Format the records below, from the first line through the line holding "photo-grid bbox=[22, 834, 618, 1229]" (both included), as a Markdown table with the columns Row and Text. Give each line its row number and skip any blank lines. Include no other lines.

-- DATASET CONTENT start --

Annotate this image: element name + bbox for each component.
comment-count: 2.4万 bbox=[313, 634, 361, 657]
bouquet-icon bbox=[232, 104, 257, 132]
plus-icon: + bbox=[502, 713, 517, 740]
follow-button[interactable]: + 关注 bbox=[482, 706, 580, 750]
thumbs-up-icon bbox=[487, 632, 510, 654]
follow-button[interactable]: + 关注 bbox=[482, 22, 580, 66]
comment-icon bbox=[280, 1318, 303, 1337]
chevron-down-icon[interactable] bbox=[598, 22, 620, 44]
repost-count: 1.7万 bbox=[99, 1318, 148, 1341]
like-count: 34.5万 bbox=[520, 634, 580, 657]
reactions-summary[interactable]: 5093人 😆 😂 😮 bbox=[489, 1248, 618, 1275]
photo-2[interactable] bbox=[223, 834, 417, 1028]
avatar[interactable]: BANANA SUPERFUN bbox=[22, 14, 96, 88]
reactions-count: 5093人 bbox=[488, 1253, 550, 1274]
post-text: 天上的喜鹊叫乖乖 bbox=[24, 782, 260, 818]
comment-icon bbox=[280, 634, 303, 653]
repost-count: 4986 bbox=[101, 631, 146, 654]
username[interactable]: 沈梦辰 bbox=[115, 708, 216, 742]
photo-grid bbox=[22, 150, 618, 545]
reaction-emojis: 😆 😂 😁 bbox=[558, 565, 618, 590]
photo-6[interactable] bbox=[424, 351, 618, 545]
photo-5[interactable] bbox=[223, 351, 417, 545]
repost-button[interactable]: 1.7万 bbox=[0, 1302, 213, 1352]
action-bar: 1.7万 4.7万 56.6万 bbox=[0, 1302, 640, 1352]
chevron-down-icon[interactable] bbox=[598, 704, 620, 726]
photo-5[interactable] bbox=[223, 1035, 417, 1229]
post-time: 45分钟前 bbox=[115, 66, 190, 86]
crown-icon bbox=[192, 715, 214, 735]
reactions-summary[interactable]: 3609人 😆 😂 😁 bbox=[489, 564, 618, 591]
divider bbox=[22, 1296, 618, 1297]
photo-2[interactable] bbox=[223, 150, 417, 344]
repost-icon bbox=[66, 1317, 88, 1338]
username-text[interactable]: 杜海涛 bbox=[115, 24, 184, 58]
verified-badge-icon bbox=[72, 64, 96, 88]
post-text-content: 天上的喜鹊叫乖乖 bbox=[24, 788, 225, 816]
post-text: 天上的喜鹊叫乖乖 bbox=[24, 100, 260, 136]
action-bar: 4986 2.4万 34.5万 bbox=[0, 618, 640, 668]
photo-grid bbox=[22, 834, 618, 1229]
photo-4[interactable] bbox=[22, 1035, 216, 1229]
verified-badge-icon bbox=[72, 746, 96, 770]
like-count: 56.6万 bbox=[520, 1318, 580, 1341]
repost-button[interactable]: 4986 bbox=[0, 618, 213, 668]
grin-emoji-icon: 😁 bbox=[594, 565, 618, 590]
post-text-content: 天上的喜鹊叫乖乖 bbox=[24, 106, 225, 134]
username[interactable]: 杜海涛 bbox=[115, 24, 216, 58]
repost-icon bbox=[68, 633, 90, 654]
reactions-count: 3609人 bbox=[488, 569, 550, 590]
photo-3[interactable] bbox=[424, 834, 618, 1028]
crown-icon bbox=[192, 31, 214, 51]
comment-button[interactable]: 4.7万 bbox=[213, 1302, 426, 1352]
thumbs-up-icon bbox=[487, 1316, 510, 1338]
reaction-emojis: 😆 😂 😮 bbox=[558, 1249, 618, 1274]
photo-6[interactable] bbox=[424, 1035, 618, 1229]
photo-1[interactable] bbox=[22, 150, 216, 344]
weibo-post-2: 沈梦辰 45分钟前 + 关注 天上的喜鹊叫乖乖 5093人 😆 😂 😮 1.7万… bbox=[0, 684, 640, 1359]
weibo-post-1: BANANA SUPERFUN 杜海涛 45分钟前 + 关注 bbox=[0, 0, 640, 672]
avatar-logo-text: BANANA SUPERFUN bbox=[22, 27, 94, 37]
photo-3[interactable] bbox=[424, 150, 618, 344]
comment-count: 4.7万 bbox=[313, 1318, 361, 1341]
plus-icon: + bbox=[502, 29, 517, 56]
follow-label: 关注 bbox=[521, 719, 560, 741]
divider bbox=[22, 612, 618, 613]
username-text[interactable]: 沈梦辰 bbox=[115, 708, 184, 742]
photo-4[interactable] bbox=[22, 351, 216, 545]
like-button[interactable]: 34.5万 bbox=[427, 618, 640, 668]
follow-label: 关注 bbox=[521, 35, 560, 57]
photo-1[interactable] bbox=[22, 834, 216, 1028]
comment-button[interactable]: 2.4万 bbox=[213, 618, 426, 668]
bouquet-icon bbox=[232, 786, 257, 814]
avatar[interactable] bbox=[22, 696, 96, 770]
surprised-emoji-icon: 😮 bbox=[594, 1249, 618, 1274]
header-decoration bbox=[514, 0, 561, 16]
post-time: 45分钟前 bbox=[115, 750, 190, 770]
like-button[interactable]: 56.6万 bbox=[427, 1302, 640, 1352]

-- DATASET CONTENT end --

[SOLUTION TO THIS PROBLEM]
| Row | Text |
|---|---|
| 1 | Annotate this image: element name + bbox for each component. |
| 2 | comment-count: 2.4万 bbox=[313, 634, 361, 657] |
| 3 | bouquet-icon bbox=[232, 104, 257, 132] |
| 4 | plus-icon: + bbox=[502, 713, 517, 740] |
| 5 | follow-button[interactable]: + 关注 bbox=[482, 706, 580, 750] |
| 6 | thumbs-up-icon bbox=[487, 632, 510, 654] |
| 7 | follow-button[interactable]: + 关注 bbox=[482, 22, 580, 66] |
| 8 | comment-icon bbox=[280, 1318, 303, 1337] |
| 9 | chevron-down-icon[interactable] bbox=[598, 22, 620, 44] |
| 10 | repost-count: 1.7万 bbox=[99, 1318, 148, 1341] |
| 11 | like-count: 34.5万 bbox=[520, 634, 580, 657] |
| 12 | reactions-summary[interactable]: 5093人 😆 😂 😮 bbox=[489, 1248, 618, 1275] |
| 13 | photo-2[interactable] bbox=[223, 834, 417, 1028] |
| 14 | avatar[interactable]: BANANA SUPERFUN bbox=[22, 14, 96, 88] |
| 15 | reactions-count: 5093人 bbox=[488, 1253, 550, 1274] |
| 16 | post-text: 天上的喜鹊叫乖乖 bbox=[24, 782, 260, 818] |
| 17 | comment-icon bbox=[280, 634, 303, 653] |
| 18 | repost-count: 4986 bbox=[101, 631, 146, 654] |
| 19 | username[interactable]: 沈梦辰 bbox=[115, 708, 216, 742] |
| 20 | photo-grid bbox=[22, 150, 618, 545] |
| 21 | reaction-emojis: 😆 😂 😁 bbox=[558, 565, 618, 590] |
| 22 | photo-6[interactable] bbox=[424, 351, 618, 545] |
| 23 | photo-5[interactable] bbox=[223, 351, 417, 545] |
| 24 | repost-button[interactable]: 1.7万 bbox=[0, 1302, 213, 1352] |
| 25 | action-bar: 1.7万 4.7万 56.6万 bbox=[0, 1302, 640, 1352] |
| 26 | chevron-down-icon[interactable] bbox=[598, 704, 620, 726] |
| 27 | photo-5[interactable] bbox=[223, 1035, 417, 1229] |
| 28 | post-time: 45分钟前 bbox=[115, 66, 190, 86] |
| 29 | crown-icon bbox=[192, 715, 214, 735] |
| 30 | reactions-summary[interactable]: 3609人 😆 😂 😁 bbox=[489, 564, 618, 591] |
| 31 | divider bbox=[22, 1296, 618, 1297] |
| 32 | photo-2[interactable] bbox=[223, 150, 417, 344] |
| 33 | repost-icon bbox=[66, 1317, 88, 1338] |
| 34 | username-text[interactable]: 杜海涛 bbox=[115, 24, 184, 58] |
| 35 | verified-badge-icon bbox=[72, 64, 96, 88] |
| 36 | post-text-content: 天上的喜鹊叫乖乖 bbox=[24, 788, 225, 816] |
| 37 | post-text: 天上的喜鹊叫乖乖 bbox=[24, 100, 260, 136] |
| 38 | action-bar: 4986 2.4万 34.5万 bbox=[0, 618, 640, 668] |
| 39 | photo-grid bbox=[22, 834, 618, 1229] |